Dataset entries:
-------
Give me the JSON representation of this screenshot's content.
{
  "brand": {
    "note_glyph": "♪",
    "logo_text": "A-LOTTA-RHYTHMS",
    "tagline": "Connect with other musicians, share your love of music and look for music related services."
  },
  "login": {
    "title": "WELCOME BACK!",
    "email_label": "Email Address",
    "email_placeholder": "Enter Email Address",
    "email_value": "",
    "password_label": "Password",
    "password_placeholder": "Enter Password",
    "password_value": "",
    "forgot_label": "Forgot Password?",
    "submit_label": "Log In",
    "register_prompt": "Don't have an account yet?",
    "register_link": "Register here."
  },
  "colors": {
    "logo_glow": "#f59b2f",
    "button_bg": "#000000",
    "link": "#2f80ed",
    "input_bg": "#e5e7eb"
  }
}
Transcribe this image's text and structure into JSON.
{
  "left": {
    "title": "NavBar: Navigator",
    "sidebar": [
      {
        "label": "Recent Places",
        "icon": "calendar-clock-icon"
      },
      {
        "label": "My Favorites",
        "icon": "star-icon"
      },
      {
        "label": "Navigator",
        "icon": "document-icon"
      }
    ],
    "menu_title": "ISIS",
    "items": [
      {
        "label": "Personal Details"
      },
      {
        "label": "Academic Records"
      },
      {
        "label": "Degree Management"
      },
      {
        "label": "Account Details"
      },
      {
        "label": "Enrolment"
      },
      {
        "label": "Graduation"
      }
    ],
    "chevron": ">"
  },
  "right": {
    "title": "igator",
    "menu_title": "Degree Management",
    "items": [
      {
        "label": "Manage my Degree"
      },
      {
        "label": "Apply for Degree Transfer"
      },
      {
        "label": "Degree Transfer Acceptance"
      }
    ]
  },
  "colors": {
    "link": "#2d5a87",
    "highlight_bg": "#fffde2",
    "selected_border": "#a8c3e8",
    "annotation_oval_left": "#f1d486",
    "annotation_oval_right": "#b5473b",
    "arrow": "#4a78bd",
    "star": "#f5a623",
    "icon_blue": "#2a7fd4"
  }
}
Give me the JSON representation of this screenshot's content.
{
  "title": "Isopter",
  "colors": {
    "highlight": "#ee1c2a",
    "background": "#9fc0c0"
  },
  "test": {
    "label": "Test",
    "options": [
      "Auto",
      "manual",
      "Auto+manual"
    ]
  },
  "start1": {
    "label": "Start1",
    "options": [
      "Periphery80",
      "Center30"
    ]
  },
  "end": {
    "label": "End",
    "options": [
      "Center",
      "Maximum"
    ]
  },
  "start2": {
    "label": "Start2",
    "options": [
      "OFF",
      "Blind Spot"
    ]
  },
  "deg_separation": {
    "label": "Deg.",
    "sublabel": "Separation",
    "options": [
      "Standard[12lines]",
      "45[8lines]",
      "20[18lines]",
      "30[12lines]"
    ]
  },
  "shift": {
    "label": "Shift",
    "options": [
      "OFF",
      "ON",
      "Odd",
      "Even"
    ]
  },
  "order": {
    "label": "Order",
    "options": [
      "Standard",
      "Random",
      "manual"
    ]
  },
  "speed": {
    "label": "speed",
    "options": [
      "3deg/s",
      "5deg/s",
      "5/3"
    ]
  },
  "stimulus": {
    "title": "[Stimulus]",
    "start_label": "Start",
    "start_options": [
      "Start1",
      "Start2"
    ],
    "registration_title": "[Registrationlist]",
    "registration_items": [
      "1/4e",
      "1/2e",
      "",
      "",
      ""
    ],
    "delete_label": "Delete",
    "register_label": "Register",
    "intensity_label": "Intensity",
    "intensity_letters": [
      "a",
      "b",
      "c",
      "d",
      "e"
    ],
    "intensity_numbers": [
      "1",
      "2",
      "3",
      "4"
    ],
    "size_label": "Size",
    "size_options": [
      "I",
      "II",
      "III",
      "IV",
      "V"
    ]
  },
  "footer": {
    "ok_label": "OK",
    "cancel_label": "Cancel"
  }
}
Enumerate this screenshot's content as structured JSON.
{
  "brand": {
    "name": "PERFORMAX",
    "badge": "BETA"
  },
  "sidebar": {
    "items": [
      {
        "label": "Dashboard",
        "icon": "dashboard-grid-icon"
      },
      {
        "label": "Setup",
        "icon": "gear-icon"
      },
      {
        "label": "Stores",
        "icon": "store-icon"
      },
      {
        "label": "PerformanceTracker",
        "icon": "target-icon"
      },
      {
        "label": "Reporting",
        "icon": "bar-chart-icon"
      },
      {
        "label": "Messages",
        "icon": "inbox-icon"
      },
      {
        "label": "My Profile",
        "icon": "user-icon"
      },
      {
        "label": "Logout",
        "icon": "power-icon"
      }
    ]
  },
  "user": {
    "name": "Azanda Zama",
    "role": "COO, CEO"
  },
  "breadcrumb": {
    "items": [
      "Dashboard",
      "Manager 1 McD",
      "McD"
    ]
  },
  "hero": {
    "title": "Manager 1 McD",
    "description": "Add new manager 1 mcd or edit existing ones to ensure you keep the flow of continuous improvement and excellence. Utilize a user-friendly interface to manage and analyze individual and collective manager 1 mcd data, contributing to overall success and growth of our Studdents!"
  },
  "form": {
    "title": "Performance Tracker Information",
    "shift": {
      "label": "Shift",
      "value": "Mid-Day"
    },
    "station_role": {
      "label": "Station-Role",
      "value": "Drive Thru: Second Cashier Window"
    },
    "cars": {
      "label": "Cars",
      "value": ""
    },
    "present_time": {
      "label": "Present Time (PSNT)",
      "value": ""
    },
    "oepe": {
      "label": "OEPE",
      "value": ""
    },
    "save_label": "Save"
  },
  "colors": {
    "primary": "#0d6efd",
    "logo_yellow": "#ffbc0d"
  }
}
-------
| Work required |
Your task is to quote the listing above word for word.

| Full output |
Give me the JSON representation of this screenshot's content.
{
  "brand": {
    "note_glyph": "♪",
    "logo_text": "A-LOTTA-RHYTHMS",
    "tagline": "Connect with other musicians, share your love of music and look for music related services."
  },
  "login": {
    "title": "WELCOME BACK!",
    "email_label": "Email Address",
    "email_placeholder": "Enter Email Address",
    "email_value": "",
    "password_label": "Password",
    "password_placeholder": "Enter Password",
    "password_value": "",
    "forgot_label": "Forgot Password?",
    "submit_label": "Log In",
    "register_prompt": "Don't have an account yet?",
    "register_link": "Register here."
  },
  "colors": {
    "logo_glow": "#f59b2f",
    "button_bg": "#000000",
    "link": "#2f80ed",
    "input_bg": "#e5e7eb"
  }
}
Transcribe this image's text and structure into JSON.
{
  "left": {
    "title": "NavBar: Navigator",
    "sidebar": [
      {
        "label": "Recent Places",
        "icon": "calendar-clock-icon"
      },
      {
        "label": "My Favorites",
        "icon": "star-icon"
      },
      {
        "label": "Navigator",
        "icon": "document-icon"
      }
    ],
    "menu_title": "ISIS",
    "items": [
      {
        "label": "Personal Details"
      },
      {
        "label": "Academic Records"
      },
      {
        "label": "Degree Management"
      },
      {
        "label": "Account Details"
      },
      {
        "label": "Enrolment"
      },
      {
        "label": "Graduation"
      }
    ],
    "chevron": ">"
  },
  "right": {
    "title": "igator",
    "menu_title": "Degree Management",
    "items": [
      {
        "label": "Manage my Degree"
      },
      {
        "label": "Apply for Degree Transfer"
      },
      {
        "label": "Degree Transfer Acceptance"
      }
    ]
  },
  "colors": {
    "link": "#2d5a87",
    "highlight_bg": "#fffde2",
    "selected_border": "#a8c3e8",
    "annotation_oval_left": "#f1d486",
    "annotation_oval_right": "#b5473b",
    "arrow": "#4a78bd",
    "star": "#f5a623",
    "icon_blue": "#2a7fd4"
  }
}
Give me the JSON representation of this screenshot's content.
{
  "title": "Isopter",
  "colors": {
    "highlight": "#ee1c2a",
    "background": "#9fc0c0"
  },
  "test": {
    "label": "Test",
    "options": [
      "Auto",
      "manual",
      "Auto+manual"
    ]
  },
  "start1": {
    "label": "Start1",
    "options": [
      "Periphery80",
      "Center30"
    ]
  },
  "end": {
    "label": "End",
    "options": [
      "Center",
      "Maximum"
    ]
  },
  "start2": {
    "label": "Start2",
    "options": [
      "OFF",
      "Blind Spot"
    ]
  },
  "deg_separation": {
    "label": "Deg.",
    "sublabel": "Separation",
    "options": [
      "Standard[12lines]",
      "45[8lines]",
      "20[18lines]",
      "30[12lines]"
    ]
  },
  "shift": {
    "label": "Shift",
    "options": [
      "OFF",
      "ON",
      "Odd",
      "Even"
    ]
  },
  "order": {
    "label": "Order",
    "options": [
      "Standard",
      "Random",
      "manual"
    ]
  },
  "speed": {
    "label": "speed",
    "options": [
      "3deg/s",
      "5deg/s",
      "5/3"
    ]
  },
  "stimulus": {
    "title": "[Stimulus]",
    "start_label": "Start",
    "start_options": [
      "Start1",
      "Start2"
    ],
    "registration_title": "[Registrationlist]",
    "registration_items": [
      "1/4e",
      "1/2e",
      "",
      "",
      ""
    ],
    "delete_label": "Delete",
    "register_label": "Register",
    "intensity_label": "Intensity",
    "intensity_letters": [
      "a",
      "b",
      "c",
      "d",
      "e"
    ],
    "intensity_numbers": [
      "1",
      "2",
      "3",
      "4"
    ],
    "size_label": "Size",
    "size_options": [
      "I",
      "II",
      "III",
      "IV",
      "V"
    ]
  },
  "footer": {
    "ok_label": "OK",
    "cancel_label": "Cancel"
  }
}
Enumerate this screenshot's content as structured JSON.
{
  "brand": {
    "name": "PERFORMAX",
    "badge": "BETA"
  },
  "sidebar": {
    "items": [
      {
        "label": "Dashboard",
        "icon": "dashboard-grid-icon"
      },
      {
        "label": "Setup",
        "icon": "gear-icon"
      },
      {
        "label": "Stores",
        "icon": "store-icon"
      },
      {
        "label": "PerformanceTracker",
        "icon": "target-icon"
      },
      {
        "label": "Reporting",
        "icon": "bar-chart-icon"
      },
      {
        "label": "Messages",
        "icon": "inbox-icon"
      },
      {
        "label": "My Profile",
        "icon": "user-icon"
      },
      {
        "label": "Logout",
        "icon": "power-icon"
      }
    ]
  },
  "user": {
    "name": "Azanda Zama",
    "role": "COO, CEO"
  },
  "breadcrumb": {
    "items": [
      "Dashboard",
      "Manager 1 McD",
      "McD"
    ]
  },
  "hero": {
    "title": "Manager 1 McD",
    "description": "Add new manager 1 mcd or edit existing ones to ensure you keep the flow of continuous improvement and excellence. Utilize a user-friendly interface to manage and analyze individual and collective manager 1 mcd data, contributing to overall success and growth of our Studdents!"
  },
  "form": {
    "title": "Performance Tracker Information",
    "shift": {
      "label": "Shift",
      "value": "Mid-Day"
    },
    "station_role": {
      "label": "Station-Role",
      "value": "Drive Thru: Second Cashier Window"
    },
    "cars": {
      "label": "Cars",
      "value": ""
    },
    "present_time": {
      "label": "Present Time (PSNT)",
      "value": ""
    },
    "oepe": {
      "label": "OEPE",
      "value": ""
    },
    "save_label": "Save"
  },
  "colors": {
    "primary": "#0d6efd",
    "logo_yellow": "#ffbc0d"
  }
}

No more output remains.